— Start of Source material —

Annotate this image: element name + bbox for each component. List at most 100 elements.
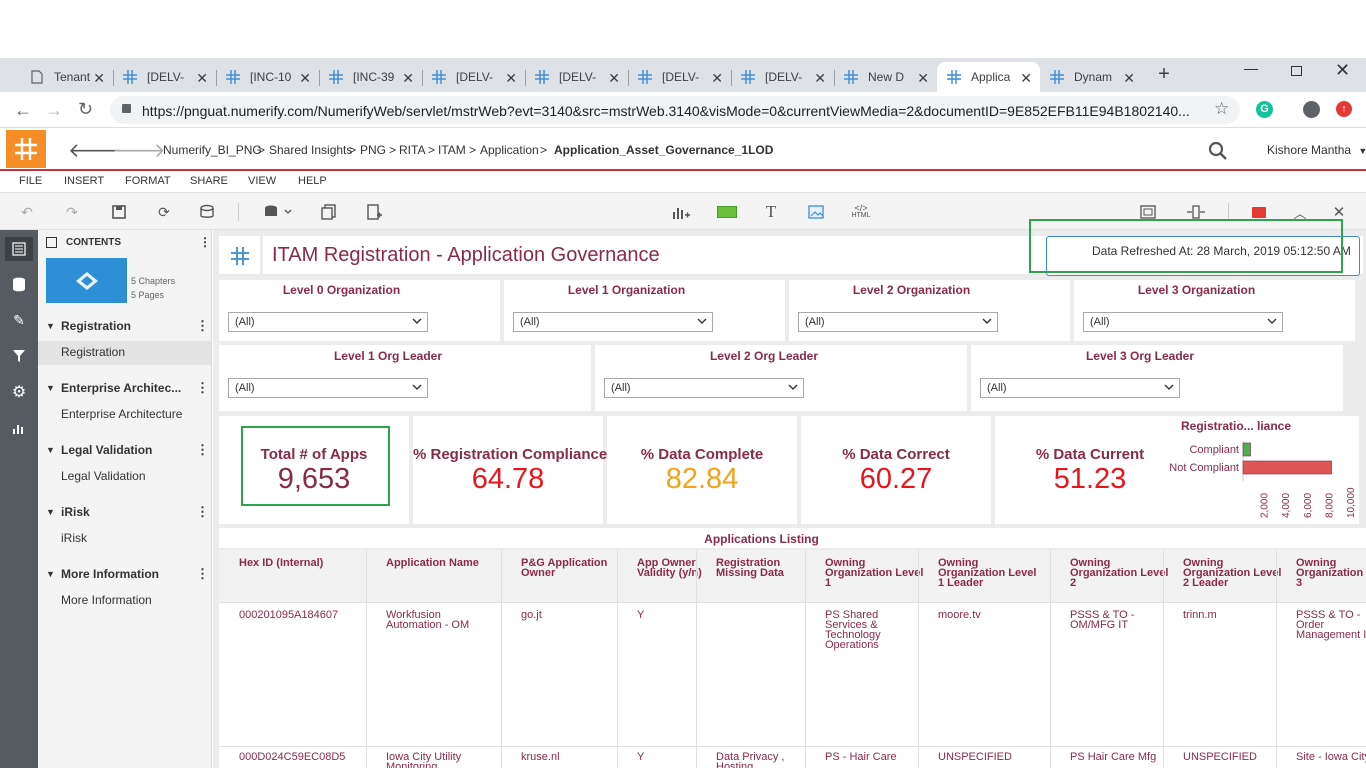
column-header[interactable]: Hex ID (Internal)	[239, 558, 359, 569]
menu-view[interactable]: VIEW	[248, 175, 276, 187]
browser-tab[interactable]: [DELV- ✕	[422, 62, 525, 92]
filter-dropdown[interactable]: (All)	[513, 312, 713, 332]
breadcrumb-link[interactable]: ITAM	[438, 143, 466, 157]
close-tab-icon[interactable]: ✕	[608, 70, 620, 87]
filter-dropdown[interactable]: (All)	[228, 312, 428, 332]
browser-tab[interactable]: Tenant ✕	[20, 62, 113, 92]
insert-html-icon[interactable]: </> HTML	[850, 203, 872, 221]
close-tab-icon[interactable]: ✕	[1123, 70, 1135, 87]
new-page-icon[interactable]	[365, 203, 383, 221]
update-alert-icon[interactable]: ↑	[1336, 101, 1352, 117]
filter-dropdown[interactable]: (All)	[604, 378, 804, 398]
page-item[interactable]: Legal Validation	[61, 469, 146, 483]
chapter-title[interactable]: iRisk	[61, 505, 90, 519]
close-tab-icon[interactable]: ✕	[711, 70, 723, 87]
minimize-window-button[interactable]	[1244, 60, 1258, 70]
address-bar[interactable]: https://pnguat.numerify.com/NumerifyWeb/…	[110, 96, 1240, 124]
grammarly-extension-icon[interactable]: G	[1256, 101, 1273, 118]
column-header[interactable]: Owning Organization Level 2	[1070, 558, 1170, 589]
more-options-icon[interactable]: ⋮	[196, 504, 209, 520]
profile-avatar-icon[interactable]	[1303, 101, 1320, 118]
chart-bar[interactable]	[1242, 460, 1332, 475]
breadcrumb-link[interactable]: RITA	[399, 143, 425, 157]
chapter-title[interactable]: More Information	[61, 567, 159, 581]
filter-dropdown[interactable]: (All)	[1083, 312, 1283, 332]
close-tab-icon[interactable]: ✕	[196, 70, 208, 87]
chevron-down-icon[interactable]: ▼	[46, 383, 55, 393]
close-tab-icon[interactable]: ✕	[814, 70, 826, 87]
browser-tab[interactable]: Dynam ✕	[1040, 62, 1143, 92]
more-options-icon[interactable]: ⋮	[199, 235, 211, 249]
browser-tab[interactable]: New D ✕	[834, 62, 937, 92]
menu-insert[interactable]: INSERT	[64, 175, 104, 187]
column-header[interactable]: Application Name	[386, 558, 486, 569]
more-options-icon[interactable]: ⋮	[196, 566, 209, 582]
numerify-logo-icon[interactable]	[6, 130, 46, 168]
browser-tab[interactable]: [INC-10 ✕	[216, 62, 319, 92]
restore-window-button[interactable]	[1291, 66, 1302, 76]
redo-icon[interactable]: ↷	[63, 203, 81, 221]
browser-tab[interactable]: [DELV- ✕	[731, 62, 834, 92]
new-tab-button[interactable]: +	[1154, 64, 1174, 84]
close-tab-icon[interactable]: ✕	[917, 70, 929, 87]
breadcrumb-link[interactable]: Numerify_BI_PNG	[163, 143, 262, 157]
column-header[interactable]: Owning Organization Level 3	[1296, 558, 1366, 589]
page-item[interactable]: iRisk	[61, 531, 87, 545]
close-tab-icon[interactable]: ✕	[299, 70, 311, 87]
close-tab-icon[interactable]: ✕	[402, 70, 414, 87]
breadcrumb-link[interactable]: PNG	[360, 143, 386, 157]
table-of-contents-icon[interactable]	[5, 237, 33, 261]
chapter-title[interactable]: Enterprise Architec...	[61, 381, 181, 395]
insert-image-icon[interactable]	[807, 203, 825, 221]
filter-icon[interactable]	[9, 346, 29, 366]
bookmark-star-icon[interactable]: ☆	[1214, 99, 1229, 119]
chart-icon[interactable]	[9, 418, 29, 438]
datasets-icon[interactable]	[9, 274, 29, 294]
forward-arrow-icon[interactable]: 🡒	[112, 138, 166, 163]
chevron-down-icon[interactable]: ▼	[46, 445, 55, 455]
breadcrumb-link[interactable]: Shared Insights	[269, 143, 352, 157]
browser-tab[interactable]: Applica ✕	[937, 62, 1040, 92]
browser-tab[interactable]: [DELV- ✕	[628, 62, 731, 92]
chevron-down-icon[interactable]: ▼	[46, 507, 55, 517]
undo-icon[interactable]: ↶	[18, 203, 36, 221]
browser-tab[interactable]: [DELV- ✕	[525, 62, 628, 92]
chevron-down-icon[interactable]: ▼	[46, 569, 55, 579]
dataset-icon[interactable]	[198, 203, 216, 221]
column-header[interactable]: Owning Organization Level 1	[825, 558, 925, 589]
page-item[interactable]: Registration	[61, 345, 125, 359]
insert-visualization-icon[interactable]	[672, 203, 690, 221]
refresh-icon[interactable]: ⟳	[155, 203, 173, 221]
close-window-button[interactable]: ✕	[1335, 60, 1350, 81]
column-header[interactable]: Owning Organization Level 2 Leader	[1183, 558, 1283, 589]
filter-dropdown[interactable]: (All)	[228, 378, 428, 398]
document-thumbnail[interactable]	[46, 258, 127, 303]
more-options-icon[interactable]: ⋮	[196, 442, 209, 458]
column-header[interactable]: P&G Application Owner	[521, 558, 621, 579]
duplicate-page-icon[interactable]	[320, 203, 338, 221]
format-pencil-icon[interactable]: ✎	[9, 310, 29, 330]
page-item[interactable]: Enterprise Architecture	[61, 407, 182, 421]
browser-tab[interactable]: [DELV- ✕	[113, 62, 216, 92]
page-item[interactable]: More Information	[61, 593, 152, 607]
user-menu[interactable]: Kishore Mantha ▼	[1267, 143, 1366, 157]
more-options-icon[interactable]: ⋮	[196, 318, 209, 334]
close-tab-icon[interactable]: ✕	[1020, 70, 1032, 87]
chapter-title[interactable]: Registration	[61, 319, 131, 333]
chart-bar[interactable]	[1242, 442, 1251, 457]
forward-arrow-icon[interactable]: →	[45, 100, 63, 121]
more-options-icon[interactable]: ⋮	[196, 380, 209, 396]
reload-icon[interactable]: ↻	[78, 99, 93, 120]
close-tab-icon[interactable]: ✕	[505, 70, 517, 87]
filter-dropdown[interactable]: (All)	[980, 378, 1180, 398]
browser-tab[interactable]: [INC-39 ✕	[319, 62, 422, 92]
menu-help[interactable]: HELP	[298, 175, 327, 187]
column-header[interactable]: Registration Missing Data	[716, 558, 816, 579]
insert-filter-icon[interactable]	[716, 203, 738, 221]
menu-share[interactable]: SHARE	[190, 175, 228, 187]
chevron-down-icon[interactable]: ▼	[46, 321, 55, 331]
menu-format[interactable]: FORMAT	[125, 175, 171, 187]
back-arrow-icon[interactable]: ←	[14, 100, 32, 121]
breadcrumb-link[interactable]: Application	[480, 143, 539, 157]
close-tab-icon[interactable]: ✕	[93, 70, 105, 87]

— End of Source material —

Convert the listing above into a Markdown table with the columns "Row" and "Line," giving one row per line and leaving out blank lines and pictures.

| Row | Line |
|---|---|
| 1 | Annotate this image: element name + bbox for each component. List at most 100 elements. |
| 2 | column-header[interactable]: Hex ID (Internal)	[239, 558, 359, 569] |
| 3 | menu-view[interactable]: VIEW	[248, 175, 276, 187] |
| 4 | browser-tab[interactable]: [DELV- ✕	[422, 62, 525, 92] |
| 5 | filter-dropdown[interactable]: (All)	[513, 312, 713, 332] |
| 6 | breadcrumb-link[interactable]: ITAM	[438, 143, 466, 157] |
| 7 | close-tab-icon[interactable]: ✕	[608, 70, 620, 87] |
| 8 | filter-dropdown[interactable]: (All)	[228, 312, 428, 332] |
| 9 | browser-tab[interactable]: Tenant ✕	[20, 62, 113, 92] |
| 10 | insert-html-icon[interactable]: </> HTML	[850, 203, 872, 221] |
| 11 | close-tab-icon[interactable]: ✕	[1123, 70, 1135, 87] |
| 12 | new-page-icon[interactable]	[365, 203, 383, 221] |
| 13 | update-alert-icon[interactable]: ↑	[1336, 101, 1352, 117] |
| 14 | filter-dropdown[interactable]: (All)	[604, 378, 804, 398] |
| 15 | page-item[interactable]: Legal Validation	[61, 469, 146, 483] |
| 16 | chapter-title[interactable]: iRisk	[61, 505, 90, 519] |
| 17 | close-tab-icon[interactable]: ✕	[711, 70, 723, 87] |
| 18 | minimize-window-button[interactable]	[1244, 60, 1258, 70] |
| 19 | address-bar[interactable]: https://pnguat.numerify.com/NumerifyWeb/…	[110, 96, 1240, 124] |
| 20 | grammarly-extension-icon[interactable]: G	[1256, 101, 1273, 118] |
| 21 | column-header[interactable]: Owning Organization Level 2	[1070, 558, 1170, 589] |
| 22 | more-options-icon[interactable]: ⋮	[196, 504, 209, 520] |
| 23 | profile-avatar-icon[interactable]	[1303, 101, 1320, 118] |
| 24 | chart-bar[interactable]	[1242, 460, 1332, 475] |
| 25 | breadcrumb-link[interactable]: RITA	[399, 143, 425, 157] |
| 26 | chapter-title[interactable]: More Information	[61, 567, 159, 581] |
| 27 | filter-dropdown[interactable]: (All)	[1083, 312, 1283, 332] |
| 28 | close-tab-icon[interactable]: ✕	[196, 70, 208, 87] |
| 29 | chevron-down-icon[interactable]: ▼	[46, 383, 55, 393] |
| 30 | close-tab-icon[interactable]: ✕	[814, 70, 826, 87] |
| 31 | browser-tab[interactable]: Dynam ✕	[1040, 62, 1143, 92] |
| 32 | more-options-icon[interactable]: ⋮	[199, 235, 211, 249] |
| 33 | browser-tab[interactable]: New D ✕	[834, 62, 937, 92] |
| 34 | menu-insert[interactable]: INSERT	[64, 175, 104, 187] |
| 35 | column-header[interactable]: Application Name	[386, 558, 486, 569] |
| 36 | more-options-icon[interactable]: ⋮	[196, 566, 209, 582] |
| 37 | numerify-logo-icon[interactable]	[6, 130, 46, 168] |
| 38 | browser-tab[interactable]: [INC-10 ✕	[216, 62, 319, 92] |
| 39 | restore-window-button[interactable]	[1291, 66, 1302, 76] |
| 40 | redo-icon[interactable]: ↷	[63, 203, 81, 221] |
| 41 | browser-tab[interactable]: [DELV- ✕	[731, 62, 834, 92] |
| 42 | new-tab-button[interactable]: +	[1154, 64, 1174, 84] |
| 43 | close-tab-icon[interactable]: ✕	[917, 70, 929, 87] |
| 44 | breadcrumb-link[interactable]: Numerify_BI_PNG	[163, 143, 262, 157] |
| 45 | column-header[interactable]: Owning Organization Level 3	[1296, 558, 1366, 589] |
| 46 | page-item[interactable]: iRisk	[61, 531, 87, 545] |
| 47 | close-tab-icon[interactable]: ✕	[299, 70, 311, 87] |
| 48 | close-tab-icon[interactable]: ✕	[402, 70, 414, 87] |
| 49 | breadcrumb-link[interactable]: PNG	[360, 143, 386, 157] |
| 50 | table-of-contents-icon[interactable]	[5, 237, 33, 261] |
| 51 | chapter-title[interactable]: Enterprise Architec...	[61, 381, 181, 395] |
| 52 | insert-image-icon[interactable]	[807, 203, 825, 221] |
| 53 | filter-icon[interactable]	[9, 346, 29, 366] |
| 54 | bookmark-star-icon[interactable]: ☆	[1214, 99, 1229, 119] |
| 55 | chart-icon[interactable]	[9, 418, 29, 438] |
| 56 | datasets-icon[interactable]	[9, 274, 29, 294] |
| 57 | forward-arrow-icon[interactable]: 🡒	[112, 138, 166, 163] |
| 58 | chevron-down-icon[interactable]: ▼	[46, 445, 55, 455] |
| 59 | breadcrumb-link[interactable]: Shared Insights	[269, 143, 352, 157] |
| 60 | browser-tab[interactable]: Applica ✕	[937, 62, 1040, 92] |
| 61 | browser-tab[interactable]: [DELV- ✕	[628, 62, 731, 92] |
| 62 | chevron-down-icon[interactable]: ▼	[46, 507, 55, 517] |
| 63 | undo-icon[interactable]: ↶	[18, 203, 36, 221] |
| 64 | browser-tab[interactable]: [DELV- ✕	[525, 62, 628, 92] |
| 65 | chevron-down-icon[interactable]: ▼	[46, 569, 55, 579] |
| 66 | dataset-icon[interactable]	[198, 203, 216, 221] |
| 67 | column-header[interactable]: Owning Organization Level 1	[825, 558, 925, 589] |
| 68 | page-item[interactable]: Registration	[61, 345, 125, 359] |
| 69 | insert-visualization-icon[interactable]	[672, 203, 690, 221] |
| 70 | refresh-icon[interactable]: ⟳	[155, 203, 173, 221] |
| 71 | close-window-button[interactable]: ✕	[1335, 60, 1350, 81] |
| 72 | column-header[interactable]: Owning Organization Level 2 Leader	[1183, 558, 1283, 589] |
| 73 | filter-dropdown[interactable]: (All)	[228, 378, 428, 398] |
| 74 | document-thumbnail[interactable]	[46, 258, 127, 303] |
| 75 | more-options-icon[interactable]: ⋮	[196, 442, 209, 458] |
| 76 | column-header[interactable]: P&G Application Owner	[521, 558, 621, 579] |
| 77 | duplicate-page-icon[interactable]	[320, 203, 338, 221] |
| 78 | format-pencil-icon[interactable]: ✎	[9, 310, 29, 330] |
| 79 | page-item[interactable]: Enterprise Architecture	[61, 407, 182, 421] |
| 80 | browser-tab[interactable]: [DELV- ✕	[113, 62, 216, 92] |
| 81 | page-item[interactable]: More Information	[61, 593, 152, 607] |
| 82 | user-menu[interactable]: Kishore Mantha ▼	[1267, 143, 1366, 157] |
| 83 | more-options-icon[interactable]: ⋮	[196, 318, 209, 334] |
| 84 | close-tab-icon[interactable]: ✕	[1020, 70, 1032, 87] |
| 85 | chapter-title[interactable]: Registration	[61, 319, 131, 333] |
| 86 | chart-bar[interactable]	[1242, 442, 1251, 457] |
| 87 | forward-arrow-icon[interactable]: →	[45, 100, 63, 121] |
| 88 | more-options-icon[interactable]: ⋮	[196, 380, 209, 396] |
| 89 | reload-icon[interactable]: ↻	[78, 99, 93, 120] |
| 90 | close-tab-icon[interactable]: ✕	[505, 70, 517, 87] |
| 91 | filter-dropdown[interactable]: (All)	[980, 378, 1180, 398] |
| 92 | browser-tab[interactable]: [INC-39 ✕	[319, 62, 422, 92] |
| 93 | menu-help[interactable]: HELP	[298, 175, 327, 187] |
| 94 | column-header[interactable]: Registration Missing Data	[716, 558, 816, 579] |
| 95 | insert-filter-icon[interactable]	[716, 203, 738, 221] |
| 96 | menu-share[interactable]: SHARE	[190, 175, 228, 187] |
| 97 | chevron-down-icon[interactable]: ▼	[46, 321, 55, 331] |
| 98 | menu-format[interactable]: FORMAT	[125, 175, 171, 187] |
| 99 | back-arrow-icon[interactable]: ←	[14, 100, 32, 121] |
| 100 | breadcrumb-link[interactable]: Application	[480, 143, 539, 157] |
| 101 | close-tab-icon[interactable]: ✕	[93, 70, 105, 87] |